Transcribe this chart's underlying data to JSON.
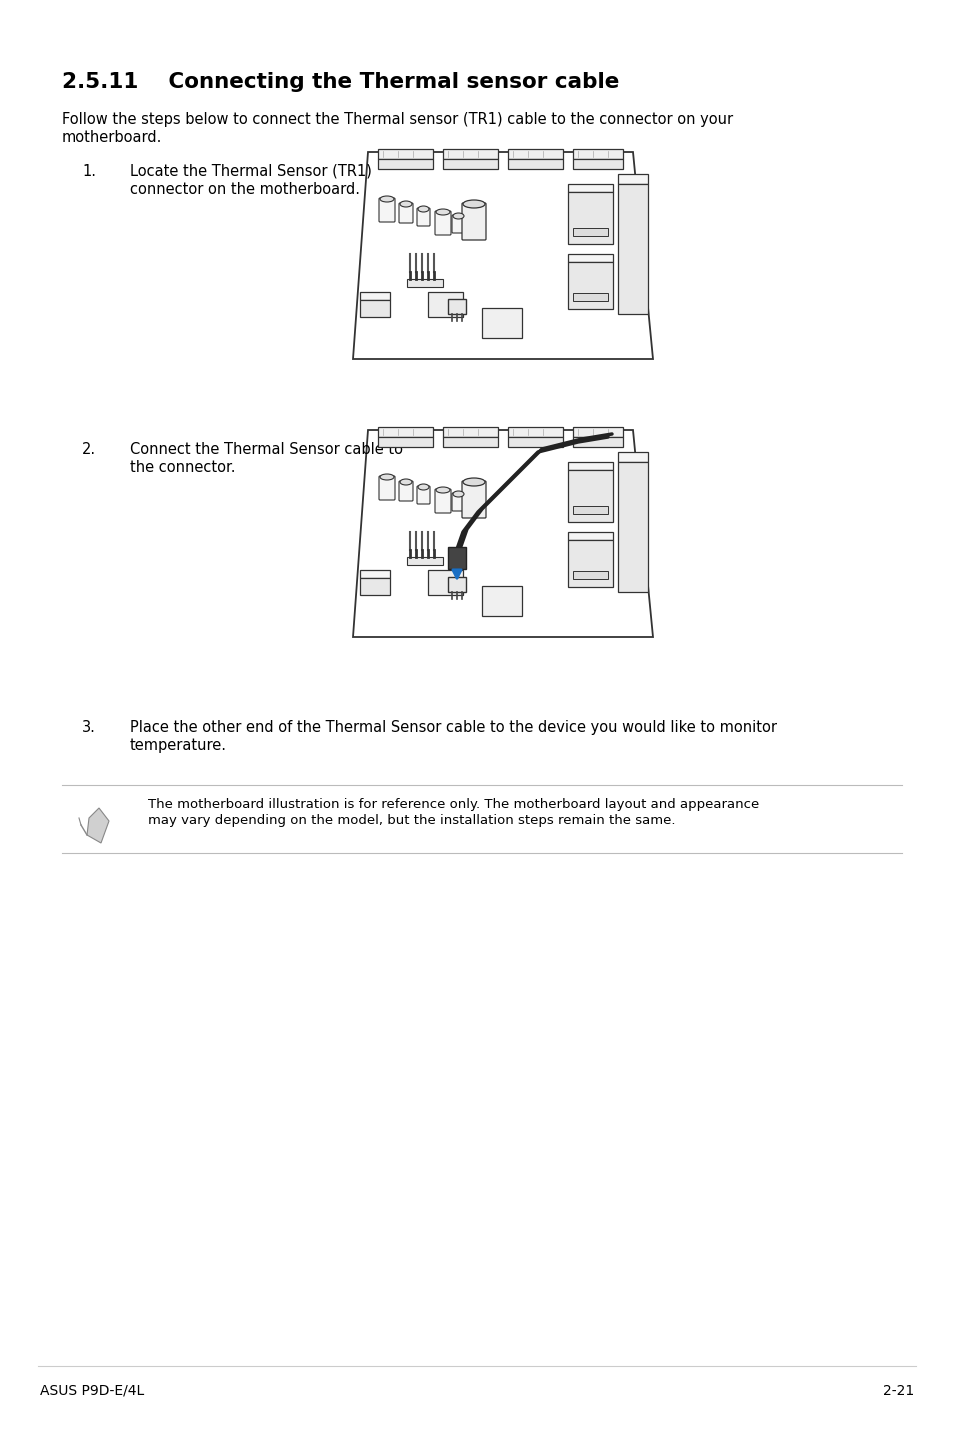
{
  "title": "2.5.11    Connecting the Thermal sensor cable",
  "intro_text_1": "Follow the steps below to connect the Thermal sensor (TR1) cable to the connector on your",
  "intro_text_2": "motherboard.",
  "step1_num": "1.",
  "step1_line1": "Locate the Thermal Sensor (TR1)",
  "step1_line2": "connector on the motherboard.",
  "step2_num": "2.",
  "step2_line1": "Connect the Thermal Sensor cable to",
  "step2_line2": "the connector.",
  "step3_num": "3.",
  "step3_line1": "Place the other end of the Thermal Sensor cable to the device you would like to monitor",
  "step3_line2": "temperature.",
  "note_line1": "The motherboard illustration is for reference only. The motherboard layout and appearance",
  "note_line2": "may vary depending on the model, but the installation steps remain the same.",
  "footer_left": "ASUS P9D-E/4L",
  "footer_right": "2-21",
  "bg_color": "#ffffff",
  "text_color": "#000000",
  "gray_line": "#bbbbbb",
  "blue_arrow": "#1a6fc4"
}
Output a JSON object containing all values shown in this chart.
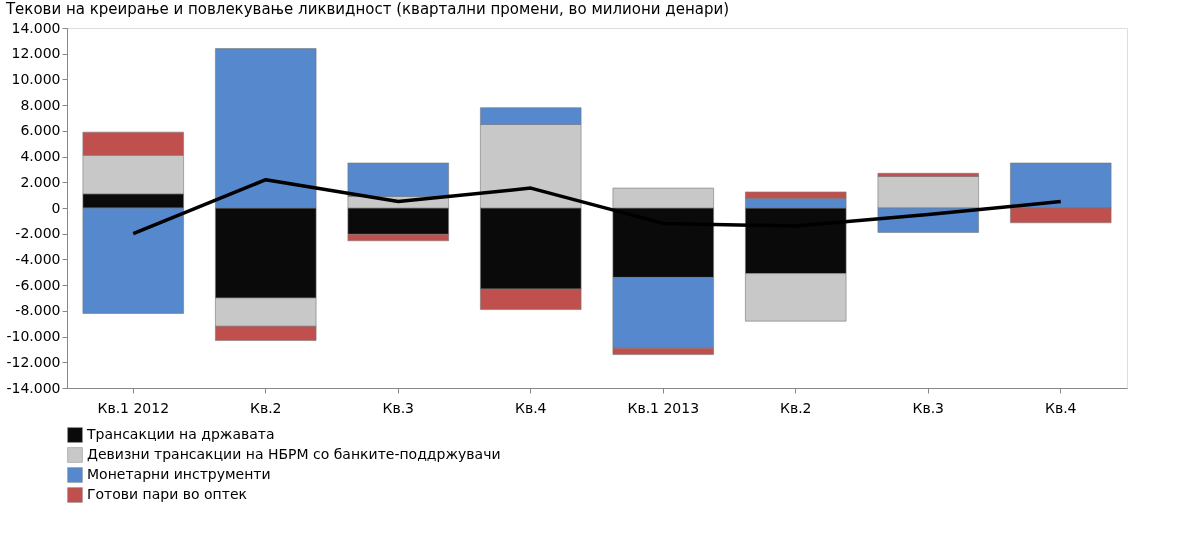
{
  "chart_data": {
    "type": "bar",
    "title": "Текови на креирање и повлекување ликвидност (квартални промени, во милиони денари)",
    "categories": [
      "Кв.1 2012",
      "Кв.2",
      "Кв.3",
      "Кв.4",
      "Кв.1 2013",
      "Кв.2",
      "Кв.3",
      "Кв.4"
    ],
    "stacked": true,
    "series": [
      {
        "name": "Трансакции на државата",
        "color": "#0a0a0a",
        "values": [
          1100,
          -7000,
          -2050,
          -6300,
          -5400,
          -5100,
          0,
          0
        ]
      },
      {
        "name": "Девизни трансакции на НБРМ со банките-поддржувачи",
        "color": "#c8c8c8",
        "values": [
          3000,
          -2200,
          900,
          6500,
          1550,
          -3700,
          2450,
          0
        ]
      },
      {
        "name": "Монетарни инструменти",
        "color": "#5588cc",
        "values": [
          -8200,
          12400,
          2600,
          1300,
          -5500,
          750,
          -1900,
          3500
        ]
      },
      {
        "name": "Готови пари во оптек",
        "color": "#c0504d",
        "values": [
          1800,
          -1100,
          -500,
          -1600,
          -500,
          500,
          250,
          -1150
        ]
      },
      {
        "type": "line",
        "color": "#000000",
        "values": [
          -2000,
          2200,
          500,
          1550,
          -1200,
          -1400,
          -500,
          500
        ]
      }
    ],
    "ylim": [
      -14000,
      14000
    ],
    "yticks": [
      {
        "value": -14000,
        "label": "-14.000"
      },
      {
        "value": -12000,
        "label": "-12.000"
      },
      {
        "value": -10000,
        "label": "-10.000"
      },
      {
        "value": -8000,
        "label": "-8.000"
      },
      {
        "value": -6000,
        "label": "-6.000"
      },
      {
        "value": -4000,
        "label": "-4.000"
      },
      {
        "value": -2000,
        "label": "-2.000"
      },
      0,
      {
        "value": 2000,
        "label": "2.000"
      },
      {
        "value": 4000,
        "label": "4.000"
      },
      {
        "value": 6000,
        "label": "6.000"
      },
      {
        "value": 8000,
        "label": "8.000"
      },
      {
        "value": 10000,
        "label": "10.000"
      },
      {
        "value": 12000,
        "label": "12.000"
      },
      {
        "value": 14000,
        "label": "14.000"
      }
    ],
    "grid": false,
    "legend": "bottom"
  }
}
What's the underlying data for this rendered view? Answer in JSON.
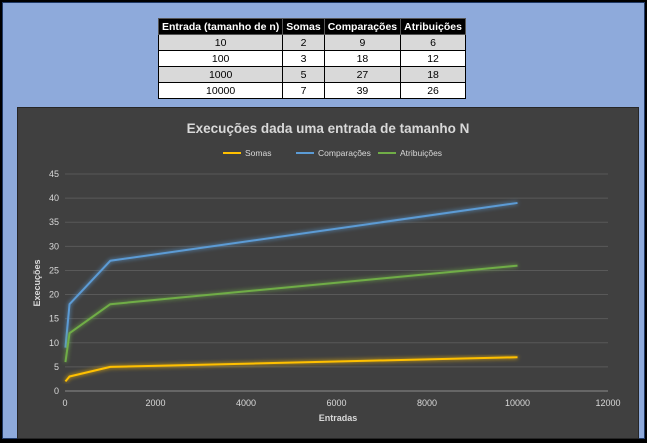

* [REQUEST]
Pictures are excluded; copy every other part of the records exactly.

* [SOLUTION TO THIS PROBLEM]
Transcribe this chart's underlying data to JSON.
{
  "title": "2.5.11    Connecting the Thermal sensor cable",
  "intro_text_1": "Follow the steps below to connect the Thermal sensor (TR1) cable to the connector on your",
  "intro_text_2": "motherboard.",
  "step1_num": "1.",
  "step1_line1": "Locate the Thermal Sensor (TR1)",
  "step1_line2": "connector on the motherboard.",
  "step2_num": "2.",
  "step2_line1": "Connect the Thermal Sensor cable to",
  "step2_line2": "the connector.",
  "step3_num": "3.",
  "step3_line1": "Place the other end of the Thermal Sensor cable to the device you would like to monitor",
  "step3_line2": "temperature.",
  "note_line1": "The motherboard illustration is for reference only. The motherboard layout and appearance",
  "note_line2": "may vary depending on the model, but the installation steps remain the same.",
  "footer_left": "ASUS P9D-E/4L",
  "footer_right": "2-21",
  "bg_color": "#ffffff",
  "text_color": "#000000",
  "gray_line": "#bbbbbb",
  "blue_arrow": "#1a6fc4"
}
Output a JSON object containing all values shown in this chart.
{
  "chart_data": {
    "type": "bar",
    "title": "Текови на креирање и повлекување ликвидност (квартални промени, во милиони денари)",
    "categories": [
      "Кв.1 2012",
      "Кв.2",
      "Кв.3",
      "Кв.4",
      "Кв.1 2013",
      "Кв.2",
      "Кв.3",
      "Кв.4"
    ],
    "stacked": true,
    "series": [
      {
        "name": "Трансакции на државата",
        "color": "#0a0a0a",
        "values": [
          1100,
          -7000,
          -2050,
          -6300,
          -5400,
          -5100,
          0,
          0
        ]
      },
      {
        "name": "Девизни трансакции на НБРМ со банките-поддржувачи",
        "color": "#c8c8c8",
        "values": [
          3000,
          -2200,
          900,
          6500,
          1550,
          -3700,
          2450,
          0
        ]
      },
      {
        "name": "Монетарни инструменти",
        "color": "#5588cc",
        "values": [
          -8200,
          12400,
          2600,
          1300,
          -5500,
          750,
          -1900,
          3500
        ]
      },
      {
        "name": "Готови пари во оптек",
        "color": "#c0504d",
        "values": [
          1800,
          -1100,
          -500,
          -1600,
          -500,
          500,
          250,
          -1150
        ]
      },
      {
        "type": "line",
        "color": "#000000",
        "values": [
          -2000,
          2200,
          500,
          1550,
          -1200,
          -1400,
          -500,
          500
        ]
      }
    ],
    "ylim": [
      -14000,
      14000
    ],
    "yticks": [
      {
        "value": -14000,
        "label": "-14.000"
      },
      {
        "value": -12000,
        "label": "-12.000"
      },
      {
        "value": -10000,
        "label": "-10.000"
      },
      {
        "value": -8000,
        "label": "-8.000"
      },
      {
        "value": -6000,
        "label": "-6.000"
      },
      {
        "value": -4000,
        "label": "-4.000"
      },
      {
        "value": -2000,
        "label": "-2.000"
      },
      0,
      {
        "value": 2000,
        "label": "2.000"
      },
      {
        "value": 4000,
        "label": "4.000"
      },
      {
        "value": 6000,
        "label": "6.000"
      },
      {
        "value": 8000,
        "label": "8.000"
      },
      {
        "value": 10000,
        "label": "10.000"
      },
      {
        "value": 12000,
        "label": "12.000"
      },
      {
        "value": 14000,
        "label": "14.000"
      }
    ],
    "grid": false,
    "legend": "bottom"
  }
}
What's the underlying data for this rendered view? Answer in JSON.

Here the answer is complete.